--- START OF Exercise data ---

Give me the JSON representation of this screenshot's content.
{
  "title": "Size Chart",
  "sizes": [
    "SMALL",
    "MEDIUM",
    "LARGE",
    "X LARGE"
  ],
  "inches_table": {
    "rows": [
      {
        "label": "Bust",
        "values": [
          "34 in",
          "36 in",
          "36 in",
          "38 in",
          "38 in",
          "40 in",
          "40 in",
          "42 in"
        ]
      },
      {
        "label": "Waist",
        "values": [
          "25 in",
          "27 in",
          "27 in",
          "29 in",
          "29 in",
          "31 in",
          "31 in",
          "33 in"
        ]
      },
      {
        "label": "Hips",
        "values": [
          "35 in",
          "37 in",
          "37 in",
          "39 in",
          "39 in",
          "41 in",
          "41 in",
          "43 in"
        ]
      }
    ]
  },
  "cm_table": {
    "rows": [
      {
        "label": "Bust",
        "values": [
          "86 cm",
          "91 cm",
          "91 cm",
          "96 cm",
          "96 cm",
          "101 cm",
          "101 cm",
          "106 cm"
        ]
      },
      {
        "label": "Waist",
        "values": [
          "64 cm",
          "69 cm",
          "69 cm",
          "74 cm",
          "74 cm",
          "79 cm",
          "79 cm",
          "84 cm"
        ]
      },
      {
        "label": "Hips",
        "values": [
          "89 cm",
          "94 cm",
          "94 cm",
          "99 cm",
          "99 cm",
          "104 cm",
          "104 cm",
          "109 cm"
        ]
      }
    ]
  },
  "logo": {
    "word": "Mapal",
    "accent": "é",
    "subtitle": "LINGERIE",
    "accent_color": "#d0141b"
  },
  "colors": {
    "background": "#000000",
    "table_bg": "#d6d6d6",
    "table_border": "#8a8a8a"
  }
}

--- END OF Exercise data ---

Problem to solve: Retype all of the data shown above, word for word.

Result:
Give me the JSON representation of this screenshot's content.
{
  "title": "Size Chart",
  "sizes": [
    "SMALL",
    "MEDIUM",
    "LARGE",
    "X LARGE"
  ],
  "inches_table": {
    "rows": [
      {
        "label": "Bust",
        "values": [
          "34 in",
          "36 in",
          "36 in",
          "38 in",
          "38 in",
          "40 in",
          "40 in",
          "42 in"
        ]
      },
      {
        "label": "Waist",
        "values": [
          "25 in",
          "27 in",
          "27 in",
          "29 in",
          "29 in",
          "31 in",
          "31 in",
          "33 in"
        ]
      },
      {
        "label": "Hips",
        "values": [
          "35 in",
          "37 in",
          "37 in",
          "39 in",
          "39 in",
          "41 in",
          "41 in",
          "43 in"
        ]
      }
    ]
  },
  "cm_table": {
    "rows": [
      {
        "label": "Bust",
        "values": [
          "86 cm",
          "91 cm",
          "91 cm",
          "96 cm",
          "96 cm",
          "101 cm",
          "101 cm",
          "106 cm"
        ]
      },
      {
        "label": "Waist",
        "values": [
          "64 cm",
          "69 cm",
          "69 cm",
          "74 cm",
          "74 cm",
          "79 cm",
          "79 cm",
          "84 cm"
        ]
      },
      {
        "label": "Hips",
        "values": [
          "89 cm",
          "94 cm",
          "94 cm",
          "99 cm",
          "99 cm",
          "104 cm",
          "104 cm",
          "109 cm"
        ]
      }
    ]
  },
  "logo": {
    "word": "Mapal",
    "accent": "é",
    "subtitle": "LINGERIE",
    "accent_color": "#d0141b"
  },
  "colors": {
    "background": "#000000",
    "table_bg": "#d6d6d6",
    "table_border": "#8a8a8a"
  }
}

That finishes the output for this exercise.